== AIM OF THE TASK ==
Check each line of the listing below for the word "this" and say how many lines have it. Nothing else should be written.

== Saved entries ==
####

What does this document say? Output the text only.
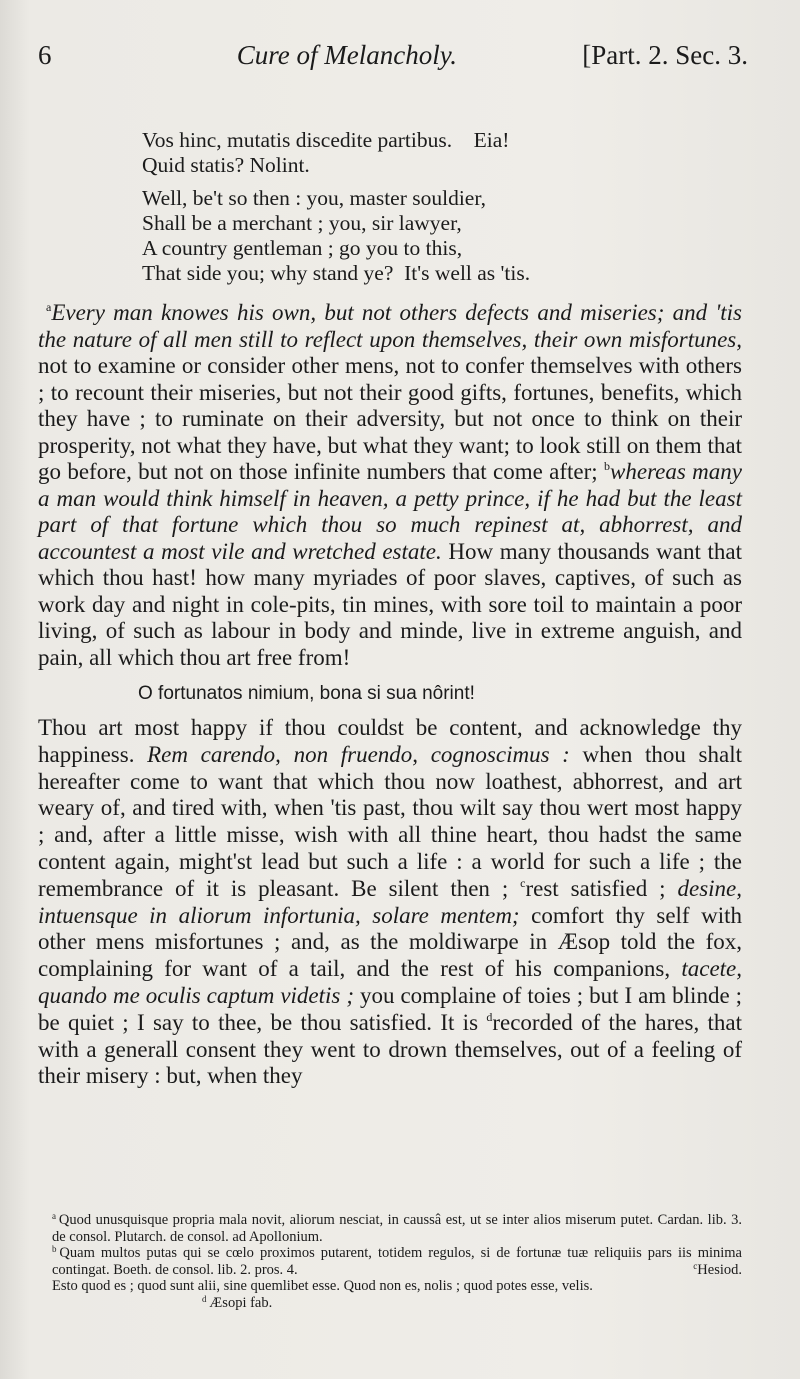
6	Cure of Melancholy.	[Part. 2. Sec. 3.
Vos hinc, mutatis discedite partibus.    Eia!
Quid statis? Nolint.
Well, be't so then : you, master souldier,
Shall be a merchant ; you, sir lawyer,
A country gentleman ; go you to this,
That side you; why stand ye?  It's well as 'tis.

$^a$Every man knowes his own, but not others defects and miseries; and 'tis the nature of all men still to reflect upon themselves, their own misfortunes, not to examine or consider other mens, not to confer themselves with others ; to recount their miseries, but not their good gifts, fortunes, benefits, which they have ; to ruminate on their adversity, but not once to think on their prosperity, not what they have, but what they want; to look still on them that go before, but not on those infinite numbers that come after; $^b$whereas many a man would think himself in heaven, a petty prince, if he had but the least part of that fortune which thou so much repinest at, abhorrest, and accountest a most vile and wretched estate. How many thousands want that which thou hast! how many myriades of poor slaves, captives, of such as work day and night in cole-pits, tin mines, with sore toil to maintain a poor living, of such as labour in body and minde, live in extreme anguish, and pain, all which thou art free from!

O fortunatos nimium, bona si sua nôrint!

Thou art most happy if thou couldst be content, and acknowledge thy happiness. Rem carendo, non fruendo, cognoscimus : when thou shalt hereafter come to want that which thou now loathest, abhorrest, and art weary of, and tired with, when 'tis past, thou wilt say thou wert most happy ; and, after a little misse, wish with all thine heart, thou hadst the same content again, might'st lead but such a life : a world for such a life ; the remembrance of it is pleasant. Be silent then ; $^c$rest satisfied ; desine, intuensque in aliorum infortunia, solare mentem; comfort thy self with other mens misfortunes ; and, as the moldiwarpe in Æsop told the fox, complaining for want of a tail, and the rest of his companions, tacete, quando me oculis captum videtis ; you complaine of toies ; but I am blinde ; be quiet ; I say to thee, be thou satisfied. It is $^d$recorded of the hares, that with a generall consent they went to drown themselves, out of a feeling of their misery : but, when they

$^a$  Quod unusquisque propria mala novit, aliorum nesciat, in caussâ est, ut se inter alios miserum putet. Cardan. lib. 3. de consol. Plutarch. de consol. ad Apollonium.
$^b$  Quam multos putas qui se cœlo proximos putarent, totidem regulos, si de fortunæ tuæ reliquiis pars iis minima contingat. Boeth. de consol. lib. 2. pros. 4.	$^c$Hesiod.
Esto quod es ; quod sunt alii, sine quemlibet esse. Quod non es, nolis ; quod potes esse, velis.
$^d$  Æsopi fab.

####

== COMPLETE OUTPUT ==
2